## Written task:
Repeat the lines that follow, leaving nothing out.

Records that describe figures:
┏━━

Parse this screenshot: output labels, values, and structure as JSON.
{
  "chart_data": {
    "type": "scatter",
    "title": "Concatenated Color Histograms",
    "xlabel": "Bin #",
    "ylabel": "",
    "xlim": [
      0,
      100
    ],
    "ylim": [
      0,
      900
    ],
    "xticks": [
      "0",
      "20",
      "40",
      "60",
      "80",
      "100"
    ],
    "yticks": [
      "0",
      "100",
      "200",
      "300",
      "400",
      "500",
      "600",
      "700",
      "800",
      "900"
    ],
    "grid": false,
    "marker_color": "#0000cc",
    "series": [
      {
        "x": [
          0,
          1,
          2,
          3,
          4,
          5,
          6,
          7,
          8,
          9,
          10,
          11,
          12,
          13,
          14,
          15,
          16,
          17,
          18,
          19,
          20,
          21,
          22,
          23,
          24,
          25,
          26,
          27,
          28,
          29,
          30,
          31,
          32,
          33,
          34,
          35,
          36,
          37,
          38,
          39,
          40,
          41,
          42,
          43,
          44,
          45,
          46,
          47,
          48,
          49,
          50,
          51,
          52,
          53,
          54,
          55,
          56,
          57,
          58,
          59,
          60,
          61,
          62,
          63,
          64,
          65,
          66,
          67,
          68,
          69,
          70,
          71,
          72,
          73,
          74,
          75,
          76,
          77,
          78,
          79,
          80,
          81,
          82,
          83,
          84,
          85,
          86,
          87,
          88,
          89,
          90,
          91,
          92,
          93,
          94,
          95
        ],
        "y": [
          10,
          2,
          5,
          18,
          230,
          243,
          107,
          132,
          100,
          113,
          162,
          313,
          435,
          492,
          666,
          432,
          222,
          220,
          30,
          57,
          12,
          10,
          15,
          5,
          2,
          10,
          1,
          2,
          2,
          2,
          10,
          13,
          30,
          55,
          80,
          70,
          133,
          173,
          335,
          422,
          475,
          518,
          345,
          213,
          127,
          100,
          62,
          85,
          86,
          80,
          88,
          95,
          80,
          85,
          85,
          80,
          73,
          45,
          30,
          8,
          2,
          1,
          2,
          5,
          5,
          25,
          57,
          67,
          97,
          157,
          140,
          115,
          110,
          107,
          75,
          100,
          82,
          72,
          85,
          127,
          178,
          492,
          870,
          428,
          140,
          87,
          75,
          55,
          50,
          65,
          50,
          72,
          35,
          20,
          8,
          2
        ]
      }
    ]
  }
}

┗━━

## Solved problem:
Parse this screenshot: output labels, values, and structure as JSON.
{
  "chart_data": {
    "type": "scatter",
    "title": "Concatenated Color Histograms",
    "xlabel": "Bin #",
    "ylabel": "",
    "xlim": [
      0,
      100
    ],
    "ylim": [
      0,
      900
    ],
    "xticks": [
      "0",
      "20",
      "40",
      "60",
      "80",
      "100"
    ],
    "yticks": [
      "0",
      "100",
      "200",
      "300",
      "400",
      "500",
      "600",
      "700",
      "800",
      "900"
    ],
    "grid": false,
    "marker_color": "#0000cc",
    "series": [
      {
        "x": [
          0,
          1,
          2,
          3,
          4,
          5,
          6,
          7,
          8,
          9,
          10,
          11,
          12,
          13,
          14,
          15,
          16,
          17,
          18,
          19,
          20,
          21,
          22,
          23,
          24,
          25,
          26,
          27,
          28,
          29,
          30,
          31,
          32,
          33,
          34,
          35,
          36,
          37,
          38,
          39,
          40,
          41,
          42,
          43,
          44,
          45,
          46,
          47,
          48,
          49,
          50,
          51,
          52,
          53,
          54,
          55,
          56,
          57,
          58,
          59,
          60,
          61,
          62,
          63,
          64,
          65,
          66,
          67,
          68,
          69,
          70,
          71,
          72,
          73,
          74,
          75,
          76,
          77,
          78,
          79,
          80,
          81,
          82,
          83,
          84,
          85,
          86,
          87,
          88,
          89,
          90,
          91,
          92,
          93,
          94,
          95
        ],
        "y": [
          10,
          2,
          5,
          18,
          230,
          243,
          107,
          132,
          100,
          113,
          162,
          313,
          435,
          492,
          666,
          432,
          222,
          220,
          30,
          57,
          12,
          10,
          15,
          5,
          2,
          10,
          1,
          2,
          2,
          2,
          10,
          13,
          30,
          55,
          80,
          70,
          133,
          173,
          335,
          422,
          475,
          518,
          345,
          213,
          127,
          100,
          62,
          85,
          86,
          80,
          88,
          95,
          80,
          85,
          85,
          80,
          73,
          45,
          30,
          8,
          2,
          1,
          2,
          5,
          5,
          25,
          57,
          67,
          97,
          157,
          140,
          115,
          110,
          107,
          75,
          100,
          82,
          72,
          85,
          127,
          178,
          492,
          870,
          428,
          140,
          87,
          75,
          55,
          50,
          65,
          50,
          72,
          35,
          20,
          8,
          2
        ]
      }
    ]
  }
}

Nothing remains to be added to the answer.